**TASK DIRECTIONS:**
Quote the rows verbatim, starting from the first row and ending with the row that contains "sentence-text: 的，什么都没有。 xyxy=(272,1057,397,1075)", including that row.

**LISTED ENTRIES:**
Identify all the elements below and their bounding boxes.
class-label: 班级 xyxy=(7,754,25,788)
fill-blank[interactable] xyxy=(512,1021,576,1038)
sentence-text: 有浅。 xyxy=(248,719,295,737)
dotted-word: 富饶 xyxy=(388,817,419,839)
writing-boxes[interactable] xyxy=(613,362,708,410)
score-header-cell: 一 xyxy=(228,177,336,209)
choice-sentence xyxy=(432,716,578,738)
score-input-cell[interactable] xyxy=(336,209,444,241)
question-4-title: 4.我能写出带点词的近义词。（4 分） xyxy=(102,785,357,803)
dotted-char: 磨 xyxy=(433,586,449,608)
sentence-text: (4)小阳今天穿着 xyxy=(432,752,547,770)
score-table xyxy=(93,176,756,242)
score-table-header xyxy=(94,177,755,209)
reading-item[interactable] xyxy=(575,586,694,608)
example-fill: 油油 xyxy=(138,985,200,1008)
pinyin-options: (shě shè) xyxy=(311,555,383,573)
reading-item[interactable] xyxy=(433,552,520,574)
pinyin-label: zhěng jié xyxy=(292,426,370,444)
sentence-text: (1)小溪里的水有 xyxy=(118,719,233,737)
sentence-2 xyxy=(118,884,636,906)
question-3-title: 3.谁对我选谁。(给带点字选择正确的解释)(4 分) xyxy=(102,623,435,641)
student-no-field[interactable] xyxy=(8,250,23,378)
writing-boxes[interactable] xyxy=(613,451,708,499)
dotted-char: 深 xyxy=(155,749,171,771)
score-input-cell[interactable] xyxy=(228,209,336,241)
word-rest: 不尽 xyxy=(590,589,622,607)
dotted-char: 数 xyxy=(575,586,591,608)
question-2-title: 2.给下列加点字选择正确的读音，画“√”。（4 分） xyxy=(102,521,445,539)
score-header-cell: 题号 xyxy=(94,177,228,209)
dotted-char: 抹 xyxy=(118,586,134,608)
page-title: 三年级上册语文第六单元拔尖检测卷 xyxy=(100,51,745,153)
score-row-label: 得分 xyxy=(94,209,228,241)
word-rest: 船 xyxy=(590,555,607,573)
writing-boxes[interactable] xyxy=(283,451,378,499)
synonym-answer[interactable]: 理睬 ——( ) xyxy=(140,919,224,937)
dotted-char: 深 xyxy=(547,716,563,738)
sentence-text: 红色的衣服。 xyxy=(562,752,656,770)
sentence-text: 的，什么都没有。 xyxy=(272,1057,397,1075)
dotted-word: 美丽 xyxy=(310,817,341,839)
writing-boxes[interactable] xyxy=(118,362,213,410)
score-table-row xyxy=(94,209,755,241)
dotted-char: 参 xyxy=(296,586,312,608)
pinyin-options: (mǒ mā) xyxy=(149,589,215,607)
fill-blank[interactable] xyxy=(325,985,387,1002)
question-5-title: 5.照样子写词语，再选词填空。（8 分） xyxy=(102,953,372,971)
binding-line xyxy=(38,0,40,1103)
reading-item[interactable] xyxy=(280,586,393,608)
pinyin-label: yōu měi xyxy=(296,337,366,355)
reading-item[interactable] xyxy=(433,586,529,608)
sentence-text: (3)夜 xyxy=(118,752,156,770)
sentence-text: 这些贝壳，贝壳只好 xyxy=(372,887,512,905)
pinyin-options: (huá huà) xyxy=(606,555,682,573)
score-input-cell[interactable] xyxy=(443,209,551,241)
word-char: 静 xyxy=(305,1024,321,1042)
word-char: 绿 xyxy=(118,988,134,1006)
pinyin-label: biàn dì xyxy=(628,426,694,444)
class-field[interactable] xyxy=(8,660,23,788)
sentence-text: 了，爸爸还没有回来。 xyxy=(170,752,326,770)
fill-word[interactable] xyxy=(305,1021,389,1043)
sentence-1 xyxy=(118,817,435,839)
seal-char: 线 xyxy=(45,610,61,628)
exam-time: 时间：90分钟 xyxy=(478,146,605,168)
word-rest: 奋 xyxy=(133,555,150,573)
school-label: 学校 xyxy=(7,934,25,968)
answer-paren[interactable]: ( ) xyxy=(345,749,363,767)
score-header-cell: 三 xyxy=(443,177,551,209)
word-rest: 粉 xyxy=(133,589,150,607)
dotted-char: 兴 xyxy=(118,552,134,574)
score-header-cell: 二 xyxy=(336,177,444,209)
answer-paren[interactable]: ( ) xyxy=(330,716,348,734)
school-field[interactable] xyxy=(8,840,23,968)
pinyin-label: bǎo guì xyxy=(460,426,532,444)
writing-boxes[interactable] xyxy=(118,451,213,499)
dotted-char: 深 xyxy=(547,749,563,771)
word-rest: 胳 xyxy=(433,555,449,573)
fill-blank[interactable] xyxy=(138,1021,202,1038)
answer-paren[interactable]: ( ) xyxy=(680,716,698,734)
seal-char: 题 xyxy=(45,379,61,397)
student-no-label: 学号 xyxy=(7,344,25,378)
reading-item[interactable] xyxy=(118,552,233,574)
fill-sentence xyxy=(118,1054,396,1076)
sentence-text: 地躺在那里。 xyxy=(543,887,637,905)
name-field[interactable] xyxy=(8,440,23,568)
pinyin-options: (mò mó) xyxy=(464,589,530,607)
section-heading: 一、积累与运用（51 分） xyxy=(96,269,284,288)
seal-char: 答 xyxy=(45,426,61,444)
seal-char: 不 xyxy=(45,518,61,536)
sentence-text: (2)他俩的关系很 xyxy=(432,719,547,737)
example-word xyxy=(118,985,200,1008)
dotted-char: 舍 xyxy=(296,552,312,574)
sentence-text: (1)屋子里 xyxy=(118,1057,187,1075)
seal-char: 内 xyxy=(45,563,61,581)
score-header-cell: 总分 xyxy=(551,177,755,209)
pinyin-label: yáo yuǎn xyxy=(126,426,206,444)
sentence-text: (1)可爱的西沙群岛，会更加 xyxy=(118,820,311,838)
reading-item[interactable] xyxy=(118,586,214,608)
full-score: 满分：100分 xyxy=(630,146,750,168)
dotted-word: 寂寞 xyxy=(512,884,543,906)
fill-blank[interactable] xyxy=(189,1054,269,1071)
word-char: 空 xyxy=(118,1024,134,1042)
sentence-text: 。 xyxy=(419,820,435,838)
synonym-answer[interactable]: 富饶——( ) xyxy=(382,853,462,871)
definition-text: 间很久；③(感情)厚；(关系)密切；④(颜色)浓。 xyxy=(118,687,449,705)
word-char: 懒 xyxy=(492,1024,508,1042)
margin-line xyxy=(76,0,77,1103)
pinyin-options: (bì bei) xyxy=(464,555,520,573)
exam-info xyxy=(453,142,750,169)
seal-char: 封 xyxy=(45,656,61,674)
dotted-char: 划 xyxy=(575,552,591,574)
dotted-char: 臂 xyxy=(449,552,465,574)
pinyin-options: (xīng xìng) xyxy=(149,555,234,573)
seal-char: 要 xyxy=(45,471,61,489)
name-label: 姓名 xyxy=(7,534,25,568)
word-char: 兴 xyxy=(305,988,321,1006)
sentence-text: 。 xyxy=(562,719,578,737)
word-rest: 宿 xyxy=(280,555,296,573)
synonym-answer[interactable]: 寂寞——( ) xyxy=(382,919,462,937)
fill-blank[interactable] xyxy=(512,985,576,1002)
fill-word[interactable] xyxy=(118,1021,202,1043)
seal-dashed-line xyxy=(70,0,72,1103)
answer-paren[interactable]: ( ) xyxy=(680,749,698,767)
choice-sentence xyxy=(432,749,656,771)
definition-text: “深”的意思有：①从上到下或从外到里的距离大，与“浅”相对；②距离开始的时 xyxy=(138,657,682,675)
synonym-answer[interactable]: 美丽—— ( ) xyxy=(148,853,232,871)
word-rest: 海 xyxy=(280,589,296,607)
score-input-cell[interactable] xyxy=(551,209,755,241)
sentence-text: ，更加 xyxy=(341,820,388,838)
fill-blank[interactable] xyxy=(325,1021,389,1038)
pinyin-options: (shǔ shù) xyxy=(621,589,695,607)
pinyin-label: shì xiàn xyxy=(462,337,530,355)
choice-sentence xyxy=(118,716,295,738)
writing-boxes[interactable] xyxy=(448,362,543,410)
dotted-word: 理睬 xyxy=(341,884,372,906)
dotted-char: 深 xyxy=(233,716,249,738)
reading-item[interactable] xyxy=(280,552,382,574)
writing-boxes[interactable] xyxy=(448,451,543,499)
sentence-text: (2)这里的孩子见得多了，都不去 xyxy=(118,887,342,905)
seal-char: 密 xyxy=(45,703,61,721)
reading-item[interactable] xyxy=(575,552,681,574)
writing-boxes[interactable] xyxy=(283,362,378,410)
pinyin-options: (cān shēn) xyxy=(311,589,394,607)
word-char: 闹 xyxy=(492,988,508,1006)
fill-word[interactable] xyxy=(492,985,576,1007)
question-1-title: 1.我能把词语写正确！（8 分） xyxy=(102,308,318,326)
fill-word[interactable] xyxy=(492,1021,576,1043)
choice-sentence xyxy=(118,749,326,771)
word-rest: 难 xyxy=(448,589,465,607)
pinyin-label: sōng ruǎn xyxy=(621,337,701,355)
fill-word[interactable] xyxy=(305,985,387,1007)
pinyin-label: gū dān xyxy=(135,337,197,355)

**TASK RESULT:**
Identify all the elements below and their bounding boxes.
class-label: 班级 xyxy=(7,754,25,788)
fill-blank[interactable] xyxy=(512,1021,576,1038)
sentence-text: 有浅。 xyxy=(248,719,295,737)
dotted-word: 富饶 xyxy=(388,817,419,839)
writing-boxes[interactable] xyxy=(613,362,708,410)
score-header-cell: 一 xyxy=(228,177,336,209)
choice-sentence xyxy=(432,716,578,738)
score-input-cell[interactable] xyxy=(336,209,444,241)
question-4-title: 4.我能写出带点词的近义词。（4 分） xyxy=(102,785,357,803)
dotted-char: 磨 xyxy=(433,586,449,608)
sentence-text: (4)小阳今天穿着 xyxy=(432,752,547,770)
score-table xyxy=(93,176,756,242)
score-table-header xyxy=(94,177,755,209)
reading-item[interactable] xyxy=(575,586,694,608)
example-fill: 油油 xyxy=(138,985,200,1008)
pinyin-options: (shě shè) xyxy=(311,555,383,573)
reading-item[interactable] xyxy=(433,552,520,574)
pinyin-label: zhěng jié xyxy=(292,426,370,444)
sentence-text: (1)小溪里的水有 xyxy=(118,719,233,737)
sentence-2 xyxy=(118,884,636,906)
question-3-title: 3.谁对我选谁。(给带点字选择正确的解释)(4 分) xyxy=(102,623,435,641)
student-no-field[interactable] xyxy=(8,250,23,378)
writing-boxes[interactable] xyxy=(613,451,708,499)
dotted-char: 深 xyxy=(155,749,171,771)
score-input-cell[interactable] xyxy=(228,209,336,241)
word-rest: 不尽 xyxy=(590,589,622,607)
dotted-char: 数 xyxy=(575,586,591,608)
question-2-title: 2.给下列加点字选择正确的读音，画“√”。（4 分） xyxy=(102,521,445,539)
score-header-cell: 题号 xyxy=(94,177,228,209)
dotted-char: 抹 xyxy=(118,586,134,608)
page-title: 三年级上册语文第六单元拔尖检测卷 xyxy=(100,51,745,153)
score-row-label: 得分 xyxy=(94,209,228,241)
word-rest: 船 xyxy=(590,555,607,573)
writing-boxes[interactable] xyxy=(283,451,378,499)
synonym-answer[interactable]: 理睬 ——( ) xyxy=(140,919,224,937)
dotted-char: 深 xyxy=(547,716,563,738)
sentence-text: 红色的衣服。 xyxy=(562,752,656,770)
sentence-text: 的，什么都没有。 xyxy=(272,1057,397,1075)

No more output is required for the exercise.